WHAT IS REQUIRED:
Reproduce word for word the passage of the Brexit currency report below, starting with "Implied volatility in Sterling, widely" and going on through "(Apr ‘15 – Apr ‘16)".

Brexit report: In or out, what’s the impact on Sterling?

Matthew Ryan29/Apr/2016Currency Updates

On 23 June the British public will go the polls and decide the fate of Britain’s membership of the European Union.

While we expect the ‘in’ vote to prevail, the possibility of a Brexit can’t be ruled out. Opinion polls have generally shown the ‘in’ campaign to be ahead, albeit by a narrow margin which shrank further following the attacks in Brussels. In our opinion, odds of around 33% chance of a Brexit seem roughly in line with the polls.

Concerns of a Brexit intensify

Despite the ‘in’ campaign’s lead in the polls, it’s become increasingly apparent that investors are genuinely concerned about the chance of a Brexit and its potential effect on the UK economy.

GBP/EUR has traded mostly in tandem with the Standard & Poor’s 500 index over the past six months. However, this has shown a noticeable divergence since mid-February when the market began pricing in the risk of a Brexit (Figure 1).

Figure 1: GBP/EUR vs. S&P 500 Composite Index (Oct ’15 – Apr ’16)
Figure 1 GBPEURSP500 Composite Index (Oct15Apr 16)

Source: Thomson Reuters Datastream Date: 18/04/2016

Implied volatility in Sterling, widely seen as the most accurate measure of foreign exchange market fears regarding a Brexit, has also increased drastically since the turn of the year. Both one year and six month implied volatility in GBP/USD are now higher than the same measures for EUR/USD (Figure 2), having historically been lower ever since the introduction of the single currency in 1999.

Figure 2: GBP vs. EUR Implied Volatility (Apr ‘15 – Apr ‘16)
Figure 2 GBP vs EUR Implied Volatility (Apr 15 Apr 16)

Source: Thomson Reuters Datastream Date: 18/04/2016

Expectations for the first post-financial crisis interest rate hike by the Bank of England have been pushed further into the future, due largely to EU referendum jitters. Market pricing suggests we won’t see a UK rate increase until 2019, with a non-trivial chance of a rate cut over the next year.

Another ‘Black Wednesday’?

In the event of a Brexit, we’d expect a sell-off in Sterling. However, it’s extremely hard to predict the extent, given the lack of historical precedent.

The closest event in recent memory would be when Britain was forced out of the Exchange Rate Mechanism (ERM) during ‘Black Wednesday’ in September 1992. Sterling dropped 15% against the US Dollar and the German Mark in the space of just a week, ending the year 25% lower against the Greenback (Figure 3).

Figure 3: Historical Evolution of GBP/USD (Mar ’92 – Mar ’93)
Figure 3 Historical Evolution of GBP USD (Mar 92 Mar 93)

RAW DATA:
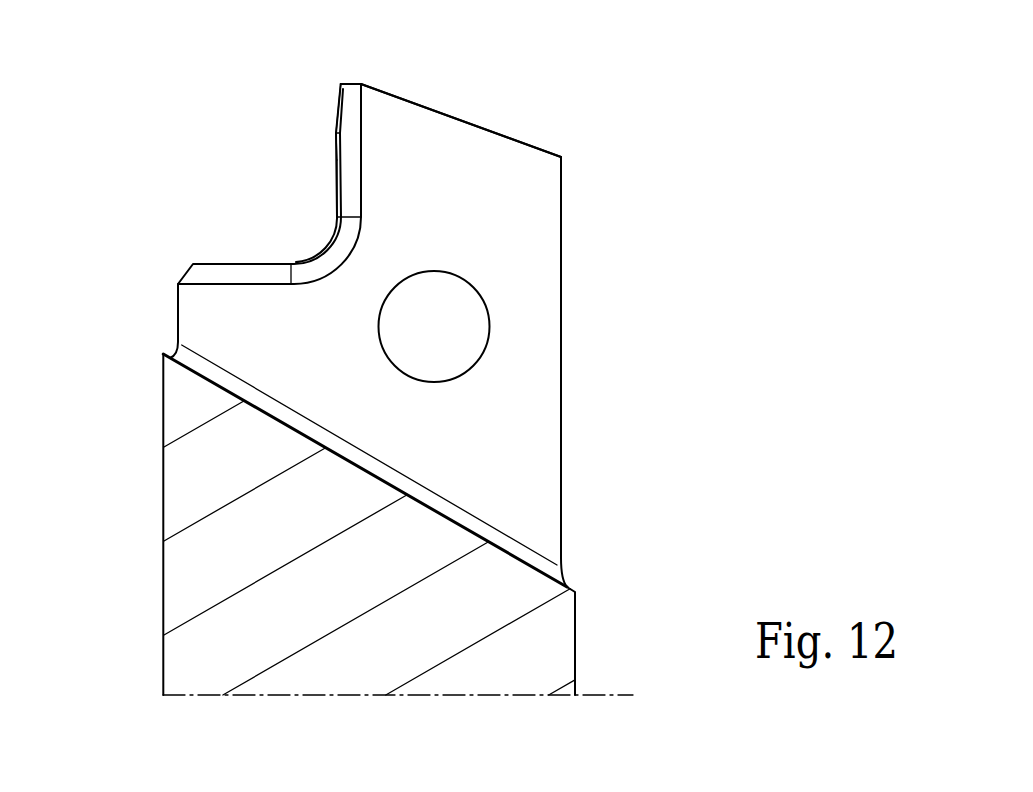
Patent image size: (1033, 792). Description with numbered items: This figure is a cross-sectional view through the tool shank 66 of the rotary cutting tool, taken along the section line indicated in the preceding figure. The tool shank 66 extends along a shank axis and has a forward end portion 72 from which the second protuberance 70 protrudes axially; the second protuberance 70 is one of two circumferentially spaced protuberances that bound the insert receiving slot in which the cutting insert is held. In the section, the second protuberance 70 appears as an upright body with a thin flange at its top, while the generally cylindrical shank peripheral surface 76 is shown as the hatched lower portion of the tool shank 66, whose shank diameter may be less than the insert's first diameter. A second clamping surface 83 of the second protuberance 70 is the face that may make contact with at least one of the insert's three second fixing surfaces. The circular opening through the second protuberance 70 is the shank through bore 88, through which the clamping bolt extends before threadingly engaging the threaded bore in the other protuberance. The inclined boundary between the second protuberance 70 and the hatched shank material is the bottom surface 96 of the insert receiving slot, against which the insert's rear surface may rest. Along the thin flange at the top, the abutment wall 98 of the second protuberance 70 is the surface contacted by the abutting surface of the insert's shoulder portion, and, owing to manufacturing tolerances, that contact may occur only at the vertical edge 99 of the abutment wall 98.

The tool shank 66 is at (590, 130).
The second protuberance 70 is at (433, 150).
The forward end portion 72 is at (535, 245).
The shank peripheral surface 76 is at (162, 562).
The second clamping surface 83 is at (476, 224).
The shank through bore 88 is at (419, 340).
The bottom surface 96 is at (498, 545).
The abutment wall 98 is at (335, 153).
The vertical edge 99 is at (335, 195).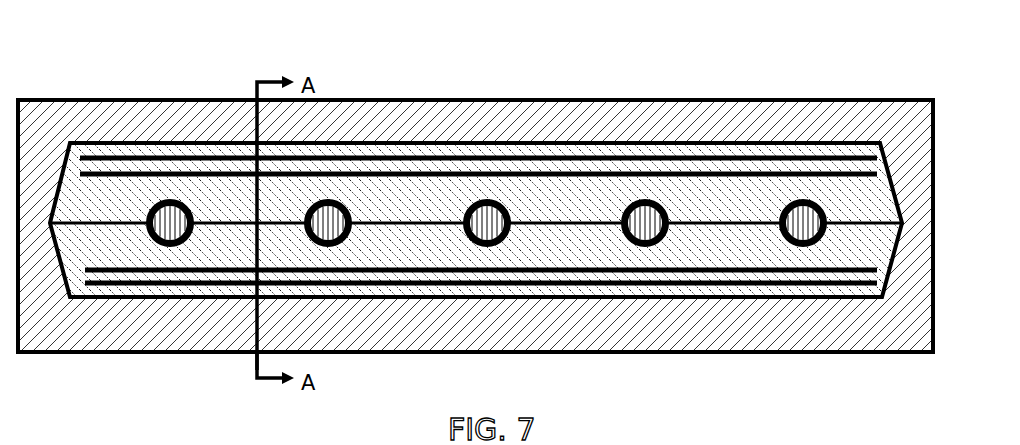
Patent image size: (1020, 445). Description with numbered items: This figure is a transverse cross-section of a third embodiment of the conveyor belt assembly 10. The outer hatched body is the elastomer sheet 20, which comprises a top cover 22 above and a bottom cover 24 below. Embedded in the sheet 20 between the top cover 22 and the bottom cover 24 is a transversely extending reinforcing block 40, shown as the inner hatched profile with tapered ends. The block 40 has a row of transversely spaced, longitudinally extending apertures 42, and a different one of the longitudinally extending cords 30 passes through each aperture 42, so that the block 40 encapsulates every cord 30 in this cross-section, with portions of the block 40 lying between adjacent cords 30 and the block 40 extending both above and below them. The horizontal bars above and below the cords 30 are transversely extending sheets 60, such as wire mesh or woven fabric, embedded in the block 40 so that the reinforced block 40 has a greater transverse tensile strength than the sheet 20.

The conveyor belt assembly 10 is at (68, 76).
The elastomer sheet 20 is at (128, 99).
The top cover 22 is at (860, 117).
The bottom cover 24 is at (862, 341).
The cord 30 is at (326, 198).
The reinforcing block 40 is at (179, 142).
The aperture 42 is at (503, 205).
The transversely extending sheet 60 is at (589, 156).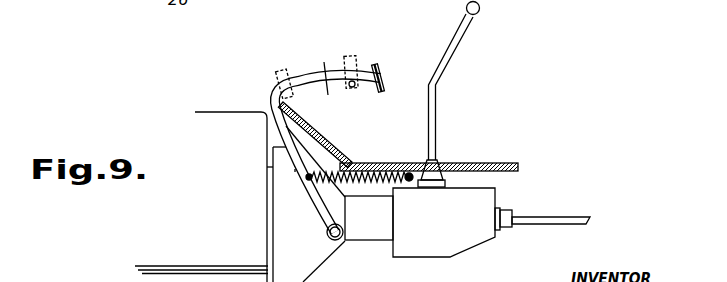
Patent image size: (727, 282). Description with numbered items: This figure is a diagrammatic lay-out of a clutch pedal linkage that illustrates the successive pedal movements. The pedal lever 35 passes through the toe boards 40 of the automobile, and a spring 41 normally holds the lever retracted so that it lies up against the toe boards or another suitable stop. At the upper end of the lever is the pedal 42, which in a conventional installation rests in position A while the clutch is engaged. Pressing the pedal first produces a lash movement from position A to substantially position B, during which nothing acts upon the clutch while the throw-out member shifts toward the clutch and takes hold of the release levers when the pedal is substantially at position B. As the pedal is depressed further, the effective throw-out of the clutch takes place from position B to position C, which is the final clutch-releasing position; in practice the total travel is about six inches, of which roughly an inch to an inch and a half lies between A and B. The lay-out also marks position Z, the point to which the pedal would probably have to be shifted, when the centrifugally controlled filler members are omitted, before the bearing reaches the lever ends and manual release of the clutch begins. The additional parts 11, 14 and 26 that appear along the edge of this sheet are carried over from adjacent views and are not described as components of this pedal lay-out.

The control lever 11 is at (449, 93).
The frame member 14 is at (128, 9).
The arm 26 is at (352, 0).
The bent tubular lever arm 35 is at (304, 75).
The hatched guide plate 40 is at (332, 148).
The coil spring 41 is at (373, 172).
The contact pad 42 is at (383, 93).
The position A is at (383, 72).
The clamp position B is at (357, 62).
The clamp position C is at (282, 70).
The reference position Z is at (328, 95).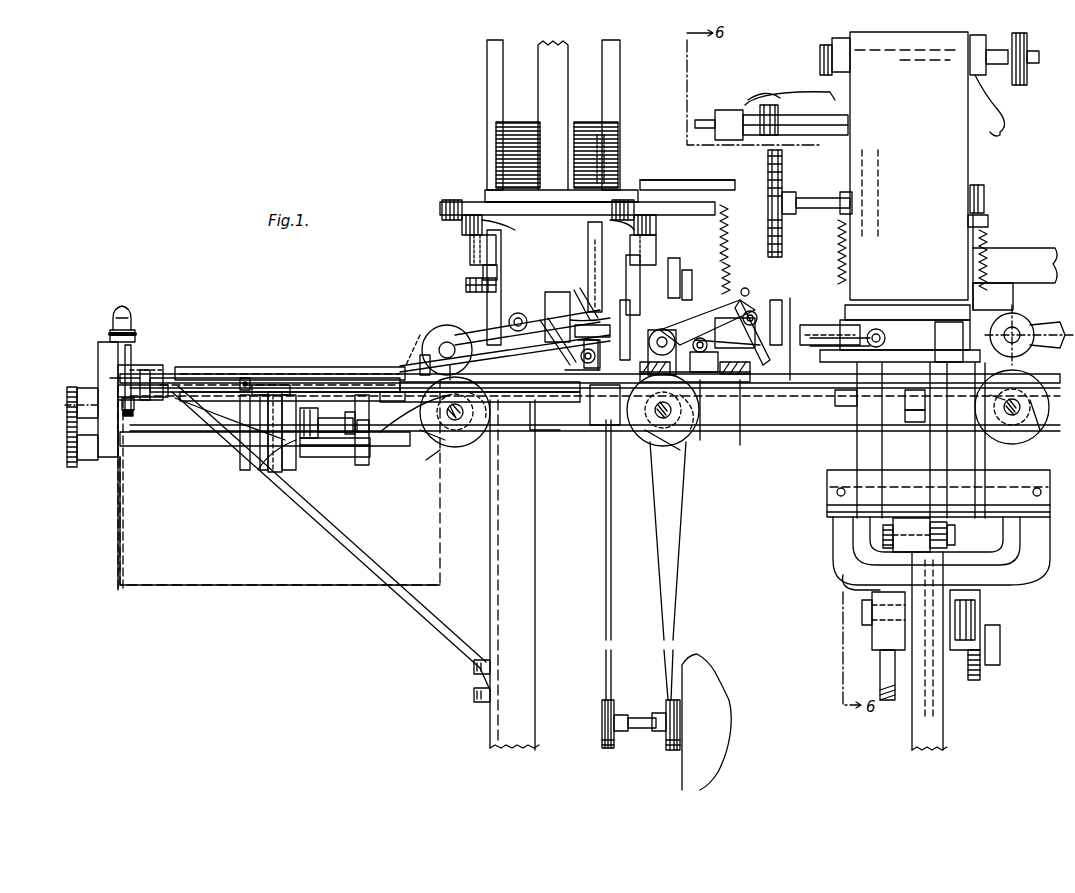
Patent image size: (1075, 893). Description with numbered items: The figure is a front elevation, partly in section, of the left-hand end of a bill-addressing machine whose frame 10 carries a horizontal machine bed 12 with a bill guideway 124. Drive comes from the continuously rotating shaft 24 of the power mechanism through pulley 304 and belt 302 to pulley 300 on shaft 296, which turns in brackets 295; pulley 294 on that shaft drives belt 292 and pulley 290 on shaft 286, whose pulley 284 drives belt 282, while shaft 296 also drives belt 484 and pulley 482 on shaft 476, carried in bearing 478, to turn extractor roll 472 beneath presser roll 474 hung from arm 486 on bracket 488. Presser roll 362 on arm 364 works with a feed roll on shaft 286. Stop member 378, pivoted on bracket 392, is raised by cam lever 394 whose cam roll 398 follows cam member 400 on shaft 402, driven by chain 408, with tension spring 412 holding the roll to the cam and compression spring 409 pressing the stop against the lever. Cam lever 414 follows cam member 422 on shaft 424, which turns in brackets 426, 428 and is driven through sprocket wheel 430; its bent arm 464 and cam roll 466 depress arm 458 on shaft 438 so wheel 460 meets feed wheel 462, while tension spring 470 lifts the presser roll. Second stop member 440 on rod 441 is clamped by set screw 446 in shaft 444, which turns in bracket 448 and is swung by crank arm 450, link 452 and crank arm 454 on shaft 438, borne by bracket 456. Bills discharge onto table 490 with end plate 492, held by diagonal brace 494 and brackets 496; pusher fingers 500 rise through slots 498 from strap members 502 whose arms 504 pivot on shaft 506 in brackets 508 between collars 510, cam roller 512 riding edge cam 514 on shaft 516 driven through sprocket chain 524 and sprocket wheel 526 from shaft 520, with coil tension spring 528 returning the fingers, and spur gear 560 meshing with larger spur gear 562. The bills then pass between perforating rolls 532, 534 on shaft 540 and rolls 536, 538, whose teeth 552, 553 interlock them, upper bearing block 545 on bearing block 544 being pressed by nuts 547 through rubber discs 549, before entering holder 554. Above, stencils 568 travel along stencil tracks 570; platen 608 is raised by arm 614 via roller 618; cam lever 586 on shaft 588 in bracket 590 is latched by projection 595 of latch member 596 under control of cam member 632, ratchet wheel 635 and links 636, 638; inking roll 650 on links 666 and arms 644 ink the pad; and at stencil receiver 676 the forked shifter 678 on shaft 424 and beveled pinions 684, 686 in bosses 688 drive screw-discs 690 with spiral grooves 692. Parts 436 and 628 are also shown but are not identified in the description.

The frame 10 is at (505, 588).
The machine bed 12 is at (787, 384).
The shaft 24 is at (642, 730).
The bill guideway 124 is at (845, 392).
The endless belt 282 is at (1045, 430).
The pulley 284 is at (1005, 420).
The horizontal shaft 286 is at (1012, 418).
The pulley 290 is at (1015, 445).
The endless belt 292 is at (835, 432).
The pulley 294 is at (672, 410).
The brackets 295 is at (675, 438).
The shaft 296 is at (690, 412).
The pulley 300 is at (735, 420).
The endless belt 302 is at (680, 480).
The pulley 304 is at (700, 692).
The presser roll 362 is at (1018, 315).
The arm 364 is at (1055, 322).
The stop member 378 is at (860, 332).
The vertical bracket 392 is at (722, 380).
The cam lever 394 is at (745, 400).
The cam roll 398 is at (800, 330).
The cam member 400 is at (780, 300).
The horizontal shaft 402 is at (795, 300).
The endless chain 408 is at (606, 522).
The compression spring 409 is at (716, 360).
The tension spring 412 is at (730, 238).
The cam lever 414 is at (718, 318).
The cam member 422 is at (752, 310).
The horizontal shaft 424 is at (692, 285).
The upstanding bracket 426 is at (497, 270).
The upstanding bracket 428 is at (620, 262).
The sprocket wheel 430 is at (640, 265).
The link 436 is at (720, 352).
The shaft 438 is at (755, 300).
The second stop member 440 is at (662, 372).
The supporting rod 441 is at (630, 330).
The shaft 444 is at (590, 372).
The set screw 446 is at (580, 355).
The vertical bracket 448 is at (583, 400).
The crank arm 450 is at (575, 332).
The link 452 is at (610, 318).
The upstanding crank arm 454 is at (750, 292).
The bracket 456 is at (728, 364).
The arm 458 is at (702, 338).
The rotatable wheel 460 is at (600, 300).
The feed wheel 462 is at (630, 445).
The bent arm 464 is at (728, 282).
The cam roll 466 is at (680, 270).
The tension spring 470 is at (630, 240).
The feed roll 472 is at (458, 445).
The presser roll 474 is at (440, 340).
The horizontal shaft 476 is at (440, 445).
The bearing 478 is at (430, 465).
The pulley 482 is at (497, 422).
The endless belt 484 is at (570, 436).
The arm 486 is at (535, 335).
The vertical bracket member 488 is at (555, 292).
The table 490 is at (165, 383).
The vertical plate 492 is at (140, 378).
The diagonal brace member 494 is at (330, 530).
The brackets 496 is at (430, 420).
The slots 498 is at (178, 400).
The pusher fingers 500 is at (185, 372).
The strap members 502 is at (245, 392).
The arms 504 is at (310, 409).
The shaft 506 is at (334, 458).
The brackets 508 is at (258, 470).
The collars 510 is at (280, 470).
The cam roller 512 is at (350, 420).
The edge cam 514 is at (355, 452).
The shaft 516 is at (369, 426).
The shaft 520 is at (180, 446).
The endless sprocket chain 524 is at (285, 388).
The sprocket wheel 526 is at (275, 395).
The coil tension spring 528 is at (245, 398).
The feeding and perforating roll 532 is at (370, 422).
The feed roll 534 is at (455, 335).
The upper perforating roll 536 is at (130, 350).
The lower roll 538 is at (125, 430).
The shaft 540 is at (232, 392).
The bearing block 544 is at (118, 384).
The upper bearing block 545 is at (98, 352).
The nuts 547 is at (125, 310).
The soft rubber discs 549 is at (110, 333).
The perforating teeth 552 is at (135, 365).
The teeth 553 is at (134, 408).
The receiving hopper 554 is at (135, 520).
The spur gear 560 is at (67, 403).
The larger spur gear 562 is at (67, 433).
The stencils 568 is at (590, 120).
The stencil tracks 570 is at (900, 350).
The cam lever 586 is at (1005, 542).
The shaft 588 is at (833, 516).
The supporting bracket 590 is at (855, 468).
The projection 595 is at (995, 665).
The latch member 596 is at (990, 575).
The platen 608 is at (925, 395).
The arm 614 is at (925, 455).
The roller 618 is at (925, 415).
The knob 628 is at (878, 672).
The cam member 632 is at (975, 680).
The ratchet wheel 635 is at (950, 655).
The link 636 is at (900, 545).
The link 638 is at (883, 532).
The pivoted arms 644 is at (848, 128).
The inking roll 650 is at (920, 312).
The links 666 is at (955, 322).
The stencil receiver 676 is at (487, 145).
The forked shifter 678 is at (545, 310).
The beveled pinion gear 684 is at (466, 285).
The beveled pinion gear 686 is at (483, 272).
The bosses 688 is at (470, 245).
The screw-discs 690 is at (442, 206).
The spiral grooves 692 is at (462, 225).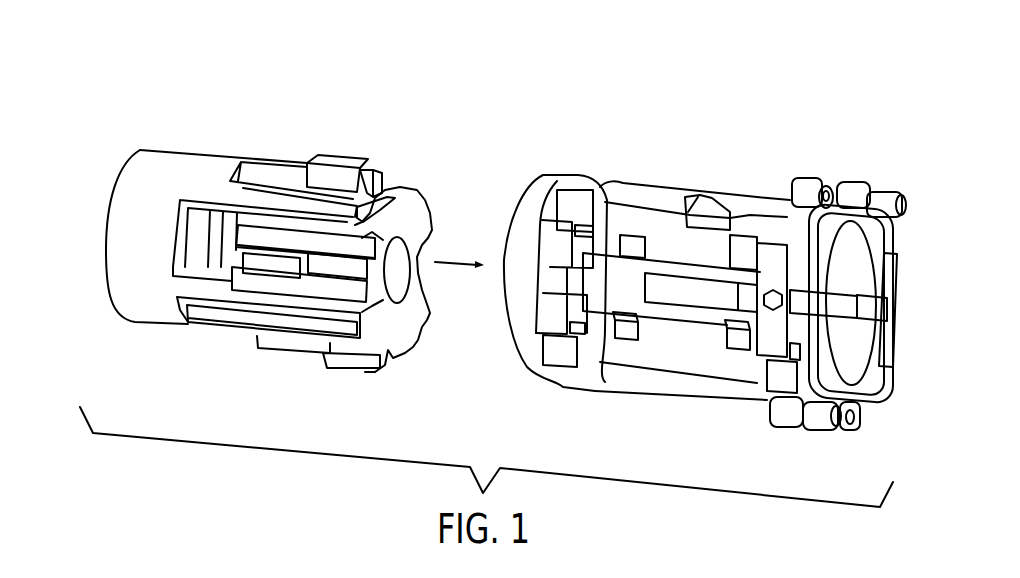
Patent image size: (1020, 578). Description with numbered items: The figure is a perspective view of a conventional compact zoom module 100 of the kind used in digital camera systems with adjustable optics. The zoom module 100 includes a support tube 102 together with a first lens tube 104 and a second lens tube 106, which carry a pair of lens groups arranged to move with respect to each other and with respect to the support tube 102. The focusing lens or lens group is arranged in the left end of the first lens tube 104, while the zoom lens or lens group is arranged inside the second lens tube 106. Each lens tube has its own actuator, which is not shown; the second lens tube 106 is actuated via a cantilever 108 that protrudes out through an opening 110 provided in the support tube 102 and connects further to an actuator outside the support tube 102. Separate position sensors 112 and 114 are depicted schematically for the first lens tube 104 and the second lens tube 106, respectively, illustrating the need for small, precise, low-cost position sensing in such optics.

The zoom module 100 is at (533, 92).
The support tube 102 is at (626, 180).
The first lens tube 104 is at (152, 163).
The second lens tube 106 is at (413, 218).
The cantilever 108 is at (305, 268).
The opening 110 is at (690, 298).
The position sensor 112 is at (322, 378).
The position sensor 114 is at (348, 138).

ANSWER BELOW:
Implied volatility in Sterling, widely seen as the most accurate measure of foreign exchange market fears regarding a Brexit, has also increased drastically since the turn of the year. Both one year and six month implied volatility in GBP/USD are now higher than the same measures for EUR/USD (Figure 2), having historically been lower ever since the introduction of the single currency in 1999.

Figure 2: GBP vs. EUR Implied Volatility (Apr ‘15 – Apr ‘16)